**STATED PROBLEM**
Return all entries word for word, but drop any images.

**INPUT DATA**
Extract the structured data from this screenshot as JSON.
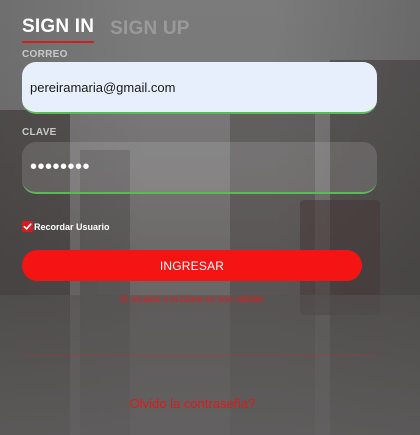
{
  "tabs": {
    "sign_in": "SIGN IN",
    "sign_up": "SIGN UP"
  },
  "form": {
    "email_label": "CORREO",
    "email_value": "pereiramaria@gmail.com",
    "password_label": "CLAVE",
    "password_value": "••••••••",
    "remember_label": "Recordar Usuario",
    "remember_checked": true,
    "submit_label": "INGRESAR",
    "error_message": "El usuario o la Clave no son validas",
    "forgot_link": "Olvido la contraseña?"
  },
  "colors": {
    "accent": "#f51414",
    "error_text": "#e41b1b",
    "input_focus_border": "#5fb75b",
    "email_field_bg": "#e8effc"
  },
  "icons": {
    "checkbox": "check-icon"
  }
}
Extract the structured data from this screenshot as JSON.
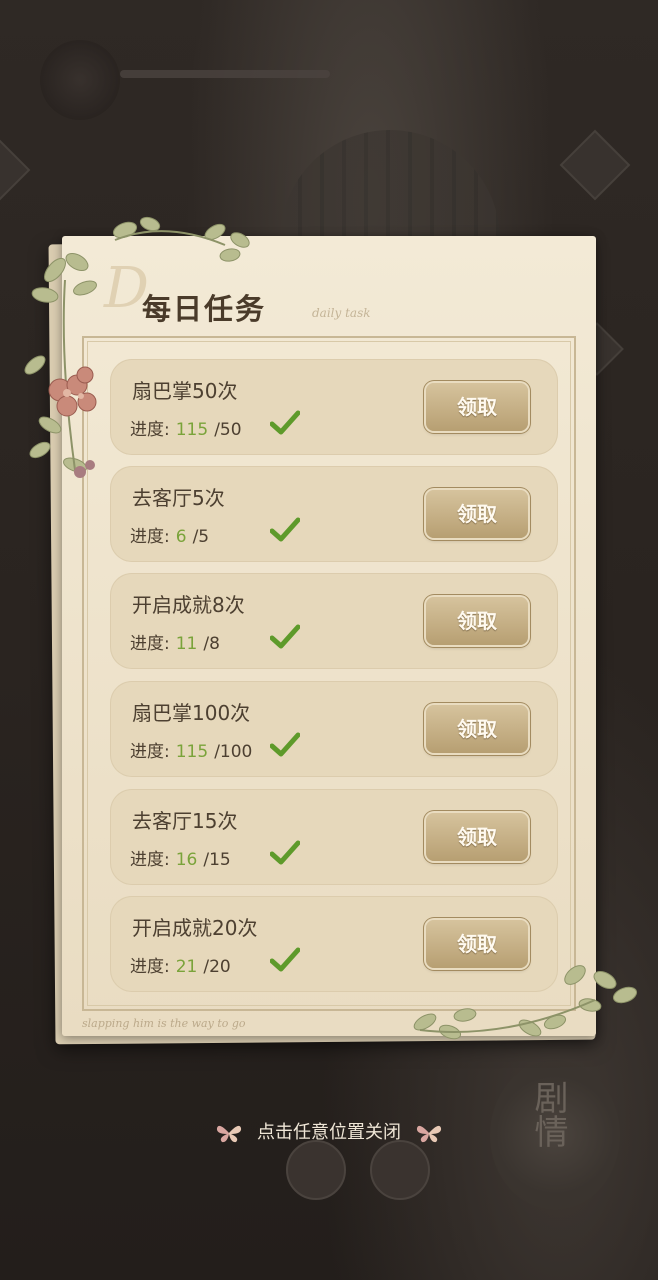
{
  "dialog": {
    "title": "每日任务",
    "title_deco": "D",
    "title_sub": "daily task",
    "bottom_script": "slapping him is the way to go",
    "close_hint": "点击任意位置关闭"
  },
  "tasks": [
    {
      "name": "扇巴掌50次",
      "progress_label": "进度:",
      "current": "115",
      "total": "/50",
      "completed": true,
      "button": "领取"
    },
    {
      "name": "去客厅5次",
      "progress_label": "进度:",
      "current": "6",
      "total": "/5",
      "completed": true,
      "button": "领取"
    },
    {
      "name": "开启成就8次",
      "progress_label": "进度:",
      "current": "11",
      "total": "/8",
      "completed": true,
      "button": "领取"
    },
    {
      "name": "扇巴掌100次",
      "progress_label": "进度:",
      "current": "115",
      "total": "/100",
      "completed": true,
      "button": "领取"
    },
    {
      "name": "去客厅15次",
      "progress_label": "进度:",
      "current": "16",
      "total": "/15",
      "completed": true,
      "button": "领取"
    },
    {
      "name": "开启成就20次",
      "progress_label": "进度:",
      "current": "21",
      "total": "/20",
      "completed": true,
      "button": "领取"
    }
  ],
  "background": {
    "story_label": "剧情"
  },
  "colors": {
    "progress_current": "#7aa33a",
    "check": "#5e9a2a",
    "button": "#c7b187",
    "paper": "#f0e6d0"
  },
  "icons": {
    "check": "check-icon",
    "butterfly": "butterfly-icon"
  }
}
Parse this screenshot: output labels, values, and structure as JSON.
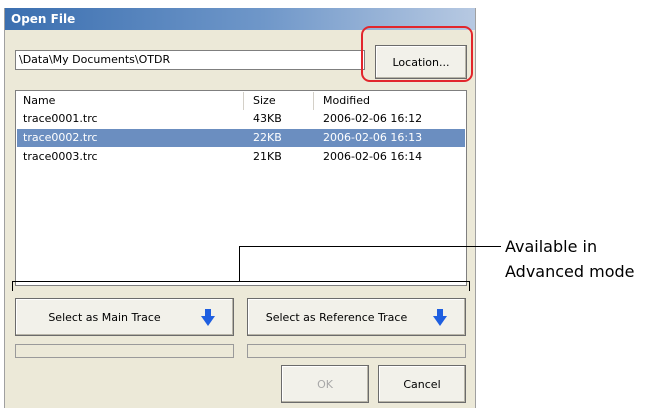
{
  "dialog": {
    "title": "Open File",
    "path": "\\Data\\My Documents\\OTDR",
    "location_button": "Location...",
    "columns": {
      "name": "Name",
      "size": "Size",
      "modified": "Modified"
    },
    "files": [
      {
        "name": "trace0001.trc",
        "size": "43KB",
        "modified": "2006-02-06 16:12"
      },
      {
        "name": "trace0002.trc",
        "size": "22KB",
        "modified": "2006-02-06 16:13",
        "selected": true
      },
      {
        "name": "trace0003.trc",
        "size": "21KB",
        "modified": "2006-02-06 16:14"
      }
    ],
    "select_main_button": "Select as Main Trace",
    "select_reference_button": "Select as Reference Trace",
    "ok_button": "OK",
    "cancel_button": "Cancel"
  },
  "callout": {
    "line1": "Available in",
    "line2": "Advanced mode"
  },
  "colors": {
    "selection": "#6b8ec0",
    "highlight_ring": "#e2262c",
    "arrow": "#1f5fe0"
  },
  "icons": [
    "down-arrow-icon",
    "down-arrow-icon"
  ]
}
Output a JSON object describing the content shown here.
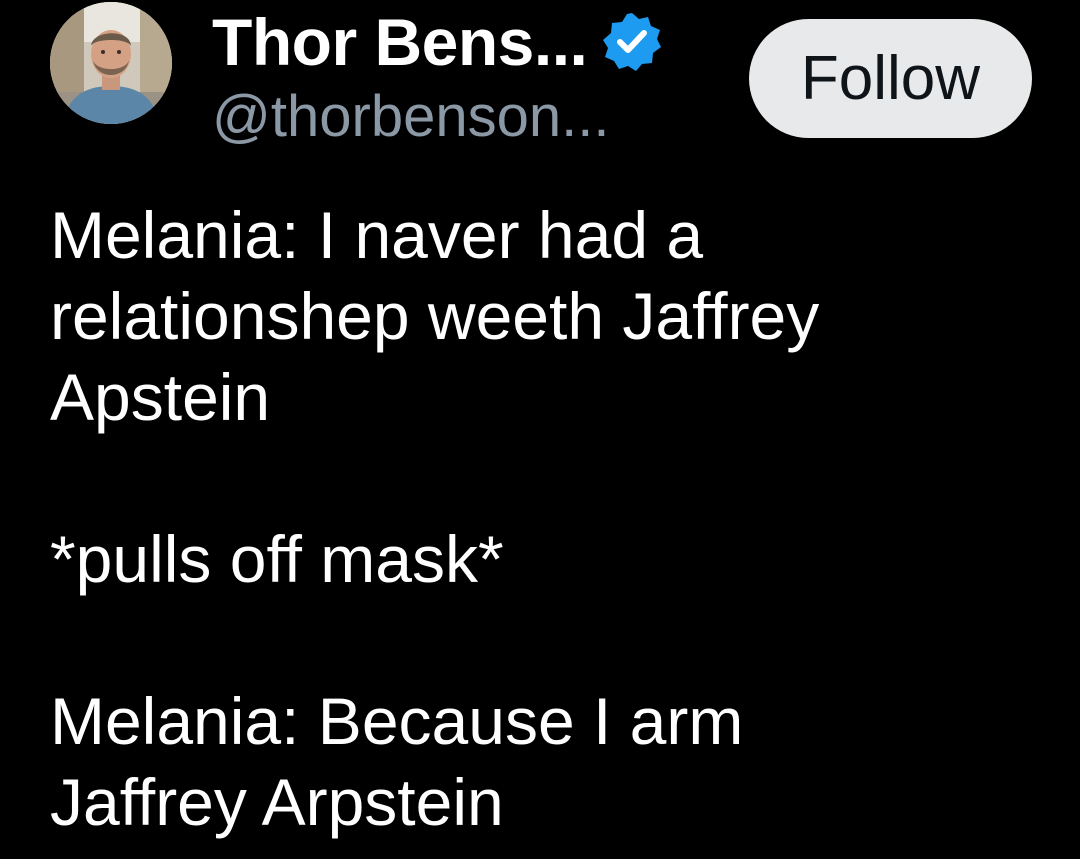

**EXERCISE RESULT**
Extract the structured data from this screenshot as JSON.
{
  "tabs": {
    "sign_in": "SIGN IN",
    "sign_up": "SIGN UP"
  },
  "form": {
    "email_label": "CORREO",
    "email_value": "pereiramaria@gmail.com",
    "password_label": "CLAVE",
    "password_value": "••••••••",
    "remember_label": "Recordar Usuario",
    "remember_checked": true,
    "submit_label": "INGRESAR",
    "error_message": "El usuario o la Clave no son validas",
    "forgot_link": "Olvido la contraseña?"
  },
  "colors": {
    "accent": "#f51414",
    "error_text": "#e41b1b",
    "input_focus_border": "#5fb75b",
    "email_field_bg": "#e8effc"
  },
  "icons": {
    "checkbox": "check-icon"
  }
}
Extract the structured data from this screenshot as JSON.
{
  "dialog": {
    "title": "每日任务",
    "title_deco": "D",
    "title_sub": "daily task",
    "bottom_script": "slapping him is the way to go",
    "close_hint": "点击任意位置关闭"
  },
  "tasks": [
    {
      "name": "扇巴掌50次",
      "progress_label": "进度:",
      "current": "115",
      "total": "/50",
      "completed": true,
      "button": "领取"
    },
    {
      "name": "去客厅5次",
      "progress_label": "进度:",
      "current": "6",
      "total": "/5",
      "completed": true,
      "button": "领取"
    },
    {
      "name": "开启成就8次",
      "progress_label": "进度:",
      "current": "11",
      "total": "/8",
      "completed": true,
      "button": "领取"
    },
    {
      "name": "扇巴掌100次",
      "progress_label": "进度:",
      "current": "115",
      "total": "/100",
      "completed": true,
      "button": "领取"
    },
    {
      "name": "去客厅15次",
      "progress_label": "进度:",
      "current": "16",
      "total": "/15",
      "completed": true,
      "button": "领取"
    },
    {
      "name": "开启成就20次",
      "progress_label": "进度:",
      "current": "21",
      "total": "/20",
      "completed": true,
      "button": "领取"
    }
  ],
  "background": {
    "story_label": "剧情"
  },
  "colors": {
    "progress_current": "#7aa33a",
    "check": "#5e9a2a",
    "button": "#c7b187",
    "paper": "#f0e6d0"
  },
  "icons": {
    "check": "check-icon",
    "butterfly": "butterfly-icon"
  }
}
Parse this screenshot: output labels, values, and structure as JSON.
{
  "dialog": {
    "title": "Open File",
    "path": "\\Data\\My Documents\\OTDR",
    "location_button": "Location...",
    "columns": {
      "name": "Name",
      "size": "Size",
      "modified": "Modified"
    },
    "files": [
      {
        "name": "trace0001.trc",
        "size": "43KB",
        "modified": "2006-02-06 16:12"
      },
      {
        "name": "trace0002.trc",
        "size": "22KB",
        "modified": "2006-02-06 16:13",
        "selected": true
      },
      {
        "name": "trace0003.trc",
        "size": "21KB",
        "modified": "2006-02-06 16:14"
      }
    ],
    "select_main_button": "Select as Main Trace",
    "select_reference_button": "Select as Reference Trace",
    "ok_button": "OK",
    "cancel_button": "Cancel"
  },
  "callout": {
    "line1": "Available in",
    "line2": "Advanced mode"
  },
  "colors": {
    "selection": "#6b8ec0",
    "highlight_ring": "#e2262c",
    "arrow": "#1f5fe0"
  },
  "icons": [
    "down-arrow-icon",
    "down-arrow-icon"
  ]
}
Output a JSON object describing the content shown here.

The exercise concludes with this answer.